▶ [What you should do] Identify and reproduce every line holding the string "Figure".

-- start Available records --

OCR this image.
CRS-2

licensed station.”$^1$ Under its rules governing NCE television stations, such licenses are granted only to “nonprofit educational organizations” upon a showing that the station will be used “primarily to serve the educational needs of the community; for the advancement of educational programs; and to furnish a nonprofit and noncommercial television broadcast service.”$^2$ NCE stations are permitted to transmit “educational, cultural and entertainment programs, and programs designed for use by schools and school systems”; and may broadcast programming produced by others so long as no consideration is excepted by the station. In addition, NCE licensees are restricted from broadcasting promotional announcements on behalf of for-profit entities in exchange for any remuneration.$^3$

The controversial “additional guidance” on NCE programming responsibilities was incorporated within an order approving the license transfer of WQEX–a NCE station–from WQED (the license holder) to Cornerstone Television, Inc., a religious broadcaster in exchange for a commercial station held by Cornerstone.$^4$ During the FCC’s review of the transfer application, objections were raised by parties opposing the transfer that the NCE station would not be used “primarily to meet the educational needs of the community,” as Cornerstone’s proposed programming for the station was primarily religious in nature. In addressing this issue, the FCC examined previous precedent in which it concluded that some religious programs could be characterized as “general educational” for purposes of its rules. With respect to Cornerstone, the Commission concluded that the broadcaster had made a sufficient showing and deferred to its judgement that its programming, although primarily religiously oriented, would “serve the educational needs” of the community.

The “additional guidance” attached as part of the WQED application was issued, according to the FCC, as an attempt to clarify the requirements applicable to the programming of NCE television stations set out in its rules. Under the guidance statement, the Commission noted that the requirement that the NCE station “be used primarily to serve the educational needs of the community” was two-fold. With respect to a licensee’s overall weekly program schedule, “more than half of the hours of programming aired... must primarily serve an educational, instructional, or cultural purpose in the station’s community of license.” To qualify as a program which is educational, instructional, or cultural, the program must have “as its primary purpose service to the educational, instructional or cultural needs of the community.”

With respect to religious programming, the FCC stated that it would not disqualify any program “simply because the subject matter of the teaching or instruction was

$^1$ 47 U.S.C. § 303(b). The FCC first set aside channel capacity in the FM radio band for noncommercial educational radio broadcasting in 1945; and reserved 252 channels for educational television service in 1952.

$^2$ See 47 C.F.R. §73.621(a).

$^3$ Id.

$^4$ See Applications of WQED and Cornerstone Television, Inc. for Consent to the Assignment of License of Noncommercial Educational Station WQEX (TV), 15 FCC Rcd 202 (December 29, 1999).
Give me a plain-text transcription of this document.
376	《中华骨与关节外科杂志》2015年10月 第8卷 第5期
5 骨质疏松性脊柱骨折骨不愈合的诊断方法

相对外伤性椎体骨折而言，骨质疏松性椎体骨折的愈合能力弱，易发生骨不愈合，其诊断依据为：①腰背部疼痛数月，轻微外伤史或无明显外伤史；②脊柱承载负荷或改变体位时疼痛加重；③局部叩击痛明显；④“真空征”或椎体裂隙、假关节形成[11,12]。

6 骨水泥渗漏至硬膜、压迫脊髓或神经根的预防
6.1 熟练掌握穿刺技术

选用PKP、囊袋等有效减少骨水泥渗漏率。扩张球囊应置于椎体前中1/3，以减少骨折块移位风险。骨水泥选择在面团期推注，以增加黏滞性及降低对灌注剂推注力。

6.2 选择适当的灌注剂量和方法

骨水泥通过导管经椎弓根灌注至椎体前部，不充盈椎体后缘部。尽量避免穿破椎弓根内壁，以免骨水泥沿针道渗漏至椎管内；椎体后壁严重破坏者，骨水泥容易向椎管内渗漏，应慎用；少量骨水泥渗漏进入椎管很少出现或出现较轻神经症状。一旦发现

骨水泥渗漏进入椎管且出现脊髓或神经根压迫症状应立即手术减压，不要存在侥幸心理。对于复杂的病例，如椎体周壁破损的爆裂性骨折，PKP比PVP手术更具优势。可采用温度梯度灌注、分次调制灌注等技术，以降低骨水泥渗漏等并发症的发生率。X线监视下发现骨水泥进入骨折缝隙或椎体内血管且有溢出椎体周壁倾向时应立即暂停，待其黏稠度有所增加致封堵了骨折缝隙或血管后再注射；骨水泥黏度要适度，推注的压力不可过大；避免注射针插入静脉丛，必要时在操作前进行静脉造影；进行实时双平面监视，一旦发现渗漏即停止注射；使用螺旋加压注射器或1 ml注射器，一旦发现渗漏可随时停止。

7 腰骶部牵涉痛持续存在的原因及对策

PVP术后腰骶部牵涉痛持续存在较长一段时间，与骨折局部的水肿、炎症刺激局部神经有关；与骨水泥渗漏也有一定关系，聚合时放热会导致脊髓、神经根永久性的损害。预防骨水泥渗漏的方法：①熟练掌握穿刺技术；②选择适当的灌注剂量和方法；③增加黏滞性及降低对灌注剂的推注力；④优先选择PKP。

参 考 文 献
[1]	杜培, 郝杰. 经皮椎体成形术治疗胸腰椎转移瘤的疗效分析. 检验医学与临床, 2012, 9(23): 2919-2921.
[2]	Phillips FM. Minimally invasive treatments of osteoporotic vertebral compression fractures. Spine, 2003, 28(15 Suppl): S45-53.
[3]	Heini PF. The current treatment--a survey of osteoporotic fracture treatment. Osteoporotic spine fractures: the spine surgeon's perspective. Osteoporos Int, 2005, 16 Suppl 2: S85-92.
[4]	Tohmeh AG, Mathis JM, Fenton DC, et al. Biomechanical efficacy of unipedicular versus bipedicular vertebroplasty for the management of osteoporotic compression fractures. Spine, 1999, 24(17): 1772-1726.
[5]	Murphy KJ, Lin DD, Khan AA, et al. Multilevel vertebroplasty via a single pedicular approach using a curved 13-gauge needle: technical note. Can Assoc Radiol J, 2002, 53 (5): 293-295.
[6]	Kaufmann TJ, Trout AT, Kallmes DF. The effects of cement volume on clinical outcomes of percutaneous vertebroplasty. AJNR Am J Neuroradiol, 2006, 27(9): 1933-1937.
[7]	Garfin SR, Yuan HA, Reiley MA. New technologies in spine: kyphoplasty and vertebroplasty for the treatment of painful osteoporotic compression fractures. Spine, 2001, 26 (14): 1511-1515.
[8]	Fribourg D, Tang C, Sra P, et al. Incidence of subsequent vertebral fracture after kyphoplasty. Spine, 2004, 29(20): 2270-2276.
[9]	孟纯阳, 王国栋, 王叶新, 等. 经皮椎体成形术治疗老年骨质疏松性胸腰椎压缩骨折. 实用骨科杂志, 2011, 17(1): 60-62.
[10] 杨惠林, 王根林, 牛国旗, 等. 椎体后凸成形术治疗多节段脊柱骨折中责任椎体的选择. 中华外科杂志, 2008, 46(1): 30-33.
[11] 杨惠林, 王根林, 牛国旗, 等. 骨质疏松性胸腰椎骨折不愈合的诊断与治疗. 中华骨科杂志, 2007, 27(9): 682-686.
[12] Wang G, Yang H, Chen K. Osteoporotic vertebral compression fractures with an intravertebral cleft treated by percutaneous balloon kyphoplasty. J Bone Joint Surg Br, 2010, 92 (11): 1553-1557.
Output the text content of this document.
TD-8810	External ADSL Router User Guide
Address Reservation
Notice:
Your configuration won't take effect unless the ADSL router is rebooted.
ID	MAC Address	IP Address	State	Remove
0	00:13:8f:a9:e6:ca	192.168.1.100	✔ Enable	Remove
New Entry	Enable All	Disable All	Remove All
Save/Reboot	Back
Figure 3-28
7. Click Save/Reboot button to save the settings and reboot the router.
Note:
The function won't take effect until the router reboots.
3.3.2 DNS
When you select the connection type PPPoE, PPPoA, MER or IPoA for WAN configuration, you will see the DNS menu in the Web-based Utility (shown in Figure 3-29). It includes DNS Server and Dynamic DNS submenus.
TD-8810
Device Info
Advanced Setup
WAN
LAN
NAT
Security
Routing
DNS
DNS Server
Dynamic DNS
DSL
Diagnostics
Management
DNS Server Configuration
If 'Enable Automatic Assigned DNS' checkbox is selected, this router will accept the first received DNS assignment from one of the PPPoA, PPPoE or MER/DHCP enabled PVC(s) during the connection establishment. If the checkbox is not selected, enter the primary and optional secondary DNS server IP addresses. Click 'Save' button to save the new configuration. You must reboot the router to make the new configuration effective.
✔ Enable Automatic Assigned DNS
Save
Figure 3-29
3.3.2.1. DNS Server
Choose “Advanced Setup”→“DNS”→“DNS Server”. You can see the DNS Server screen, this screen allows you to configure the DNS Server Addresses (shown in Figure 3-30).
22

-- end Available records --

▶ [Answer for this exercise]
Figure 3-28
When you select the connection type PPPoE, PPPoA, MER or IPoA for WAN configuration, you will see the DNS menu in the Web-based Utility (shown in Figure 3-29). It includes DNS Server and Dynamic DNS submenus.
Figure 3-29
Choose “Advanced Setup”→“DNS”→“DNS Server”. You can see the DNS Server screen, this screen allows you to configure the DNS Server Addresses (shown in Figure 3-30).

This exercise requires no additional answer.